* [Goal] In the material below, the lines containing the word "общее" are required; copy each of them.

○ ○ ○

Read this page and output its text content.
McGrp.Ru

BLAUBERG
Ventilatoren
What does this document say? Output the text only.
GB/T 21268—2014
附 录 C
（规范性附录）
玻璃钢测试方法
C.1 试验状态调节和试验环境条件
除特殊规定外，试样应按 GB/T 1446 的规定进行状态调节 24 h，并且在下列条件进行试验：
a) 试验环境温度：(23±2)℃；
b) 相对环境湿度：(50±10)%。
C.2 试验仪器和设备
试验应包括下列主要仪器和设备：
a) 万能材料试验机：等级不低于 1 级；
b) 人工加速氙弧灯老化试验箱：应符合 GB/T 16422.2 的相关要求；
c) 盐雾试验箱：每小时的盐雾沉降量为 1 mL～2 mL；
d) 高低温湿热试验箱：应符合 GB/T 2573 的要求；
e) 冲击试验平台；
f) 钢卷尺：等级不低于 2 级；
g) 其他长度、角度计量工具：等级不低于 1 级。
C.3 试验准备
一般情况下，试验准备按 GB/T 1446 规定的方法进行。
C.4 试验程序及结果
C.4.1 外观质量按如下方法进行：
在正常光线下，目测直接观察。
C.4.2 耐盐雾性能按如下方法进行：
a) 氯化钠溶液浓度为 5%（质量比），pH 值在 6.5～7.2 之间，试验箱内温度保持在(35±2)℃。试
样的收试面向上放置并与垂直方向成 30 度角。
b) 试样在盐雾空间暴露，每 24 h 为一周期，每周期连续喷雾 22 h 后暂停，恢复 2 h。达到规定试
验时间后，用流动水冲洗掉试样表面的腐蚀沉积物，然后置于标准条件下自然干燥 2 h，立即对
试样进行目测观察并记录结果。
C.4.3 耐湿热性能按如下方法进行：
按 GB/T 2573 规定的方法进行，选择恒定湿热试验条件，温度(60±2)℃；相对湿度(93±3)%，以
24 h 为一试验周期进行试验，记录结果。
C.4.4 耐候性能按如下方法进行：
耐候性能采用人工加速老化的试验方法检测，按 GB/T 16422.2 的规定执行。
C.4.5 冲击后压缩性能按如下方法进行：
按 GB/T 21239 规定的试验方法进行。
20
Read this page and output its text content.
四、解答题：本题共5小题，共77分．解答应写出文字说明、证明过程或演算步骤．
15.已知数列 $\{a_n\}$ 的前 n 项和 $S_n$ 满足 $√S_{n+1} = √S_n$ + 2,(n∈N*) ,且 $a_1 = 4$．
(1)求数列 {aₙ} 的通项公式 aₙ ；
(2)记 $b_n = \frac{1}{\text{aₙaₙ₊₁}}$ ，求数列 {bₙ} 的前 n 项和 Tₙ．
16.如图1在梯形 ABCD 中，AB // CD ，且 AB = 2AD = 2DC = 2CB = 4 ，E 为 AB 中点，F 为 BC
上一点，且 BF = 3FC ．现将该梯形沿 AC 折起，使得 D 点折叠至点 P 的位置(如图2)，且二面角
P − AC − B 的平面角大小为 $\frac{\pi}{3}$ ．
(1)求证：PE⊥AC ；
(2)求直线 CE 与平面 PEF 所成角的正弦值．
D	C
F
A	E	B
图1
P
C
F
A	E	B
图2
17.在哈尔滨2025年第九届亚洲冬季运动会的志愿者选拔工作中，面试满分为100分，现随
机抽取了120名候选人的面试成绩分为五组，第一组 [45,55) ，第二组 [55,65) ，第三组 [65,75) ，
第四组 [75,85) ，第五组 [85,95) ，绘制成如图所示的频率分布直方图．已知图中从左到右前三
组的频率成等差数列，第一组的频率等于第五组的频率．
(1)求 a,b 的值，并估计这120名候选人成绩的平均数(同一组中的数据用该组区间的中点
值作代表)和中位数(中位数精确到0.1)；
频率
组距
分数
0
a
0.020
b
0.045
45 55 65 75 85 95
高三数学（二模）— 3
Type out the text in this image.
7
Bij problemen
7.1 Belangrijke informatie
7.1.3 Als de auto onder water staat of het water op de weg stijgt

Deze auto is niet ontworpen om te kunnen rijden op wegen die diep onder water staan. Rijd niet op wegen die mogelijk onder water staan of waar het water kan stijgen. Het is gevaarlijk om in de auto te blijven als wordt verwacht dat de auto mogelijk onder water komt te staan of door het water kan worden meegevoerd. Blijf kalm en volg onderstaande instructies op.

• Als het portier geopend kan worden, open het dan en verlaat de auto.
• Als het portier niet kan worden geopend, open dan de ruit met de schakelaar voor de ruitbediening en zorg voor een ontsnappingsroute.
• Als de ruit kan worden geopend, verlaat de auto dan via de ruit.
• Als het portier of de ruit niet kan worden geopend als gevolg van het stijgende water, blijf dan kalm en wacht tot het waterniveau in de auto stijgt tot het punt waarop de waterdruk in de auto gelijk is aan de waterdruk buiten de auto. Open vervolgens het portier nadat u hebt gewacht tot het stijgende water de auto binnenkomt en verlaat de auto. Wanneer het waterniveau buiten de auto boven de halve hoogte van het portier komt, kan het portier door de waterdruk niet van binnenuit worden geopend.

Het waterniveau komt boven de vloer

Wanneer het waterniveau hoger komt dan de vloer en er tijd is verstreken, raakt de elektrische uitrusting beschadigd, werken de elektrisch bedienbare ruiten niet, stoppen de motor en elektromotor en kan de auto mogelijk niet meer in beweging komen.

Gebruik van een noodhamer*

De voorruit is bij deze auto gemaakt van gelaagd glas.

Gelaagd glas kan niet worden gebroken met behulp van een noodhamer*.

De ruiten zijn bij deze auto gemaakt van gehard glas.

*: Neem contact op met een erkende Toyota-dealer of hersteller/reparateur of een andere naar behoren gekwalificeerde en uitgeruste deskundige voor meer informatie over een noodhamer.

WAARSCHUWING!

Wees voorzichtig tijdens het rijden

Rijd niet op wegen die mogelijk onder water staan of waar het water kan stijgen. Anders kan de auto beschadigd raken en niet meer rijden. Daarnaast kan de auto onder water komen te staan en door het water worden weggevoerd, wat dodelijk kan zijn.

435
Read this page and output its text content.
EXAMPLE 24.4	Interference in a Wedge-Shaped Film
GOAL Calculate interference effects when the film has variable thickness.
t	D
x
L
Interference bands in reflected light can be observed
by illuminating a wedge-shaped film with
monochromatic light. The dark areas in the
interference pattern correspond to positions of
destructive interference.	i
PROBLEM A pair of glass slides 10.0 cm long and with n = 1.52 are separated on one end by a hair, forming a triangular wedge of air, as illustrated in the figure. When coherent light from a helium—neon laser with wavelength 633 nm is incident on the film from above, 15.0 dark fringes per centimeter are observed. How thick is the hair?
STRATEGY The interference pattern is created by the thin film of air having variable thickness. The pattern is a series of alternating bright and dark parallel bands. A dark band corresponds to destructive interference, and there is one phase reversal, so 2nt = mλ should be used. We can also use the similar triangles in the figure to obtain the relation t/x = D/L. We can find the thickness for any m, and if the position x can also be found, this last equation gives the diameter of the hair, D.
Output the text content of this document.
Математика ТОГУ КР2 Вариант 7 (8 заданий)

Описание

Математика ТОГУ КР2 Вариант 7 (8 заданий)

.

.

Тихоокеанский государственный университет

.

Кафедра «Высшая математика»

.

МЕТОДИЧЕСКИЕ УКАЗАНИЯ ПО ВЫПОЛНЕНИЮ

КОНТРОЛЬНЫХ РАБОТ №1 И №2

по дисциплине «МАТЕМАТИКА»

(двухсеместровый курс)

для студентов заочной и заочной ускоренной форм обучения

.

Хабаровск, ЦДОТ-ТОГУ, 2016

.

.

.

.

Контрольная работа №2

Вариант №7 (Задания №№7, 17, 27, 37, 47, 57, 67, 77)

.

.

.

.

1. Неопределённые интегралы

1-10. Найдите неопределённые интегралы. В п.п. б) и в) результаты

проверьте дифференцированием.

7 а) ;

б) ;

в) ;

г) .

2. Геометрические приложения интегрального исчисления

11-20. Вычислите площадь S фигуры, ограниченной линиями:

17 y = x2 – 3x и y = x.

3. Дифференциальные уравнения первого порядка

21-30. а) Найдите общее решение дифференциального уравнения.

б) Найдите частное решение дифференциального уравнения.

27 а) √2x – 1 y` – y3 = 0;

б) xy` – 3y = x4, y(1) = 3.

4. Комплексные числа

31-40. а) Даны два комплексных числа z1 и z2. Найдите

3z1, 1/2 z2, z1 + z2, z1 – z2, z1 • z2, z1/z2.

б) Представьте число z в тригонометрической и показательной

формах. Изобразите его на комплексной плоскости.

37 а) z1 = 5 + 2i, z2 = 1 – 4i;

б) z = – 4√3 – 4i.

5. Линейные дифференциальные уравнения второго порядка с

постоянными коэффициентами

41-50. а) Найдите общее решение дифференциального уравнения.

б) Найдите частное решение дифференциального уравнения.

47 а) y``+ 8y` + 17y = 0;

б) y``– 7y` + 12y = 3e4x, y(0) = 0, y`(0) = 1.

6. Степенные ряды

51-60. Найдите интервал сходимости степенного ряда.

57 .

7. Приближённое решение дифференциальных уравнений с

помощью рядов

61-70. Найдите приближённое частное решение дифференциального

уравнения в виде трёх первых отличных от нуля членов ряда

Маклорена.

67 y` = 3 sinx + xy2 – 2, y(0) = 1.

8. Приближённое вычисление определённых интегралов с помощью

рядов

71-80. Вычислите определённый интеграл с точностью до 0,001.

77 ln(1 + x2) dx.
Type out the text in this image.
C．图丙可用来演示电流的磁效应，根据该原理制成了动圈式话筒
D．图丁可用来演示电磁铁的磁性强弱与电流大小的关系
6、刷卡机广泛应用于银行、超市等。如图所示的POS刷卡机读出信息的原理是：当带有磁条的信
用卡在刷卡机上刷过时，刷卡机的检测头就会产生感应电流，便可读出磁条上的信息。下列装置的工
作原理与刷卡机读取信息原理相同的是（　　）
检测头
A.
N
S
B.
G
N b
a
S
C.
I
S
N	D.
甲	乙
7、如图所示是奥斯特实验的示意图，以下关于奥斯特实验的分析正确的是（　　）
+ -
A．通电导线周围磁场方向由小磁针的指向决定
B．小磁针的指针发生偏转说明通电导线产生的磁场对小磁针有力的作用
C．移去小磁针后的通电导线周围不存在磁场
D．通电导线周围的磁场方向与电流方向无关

○ ○ ○

* [Response to this exercise]
21-30. а) Найдите общее решение дифференциального уравнения.
41-50. а) Найдите общее решение дифференциального уравнения.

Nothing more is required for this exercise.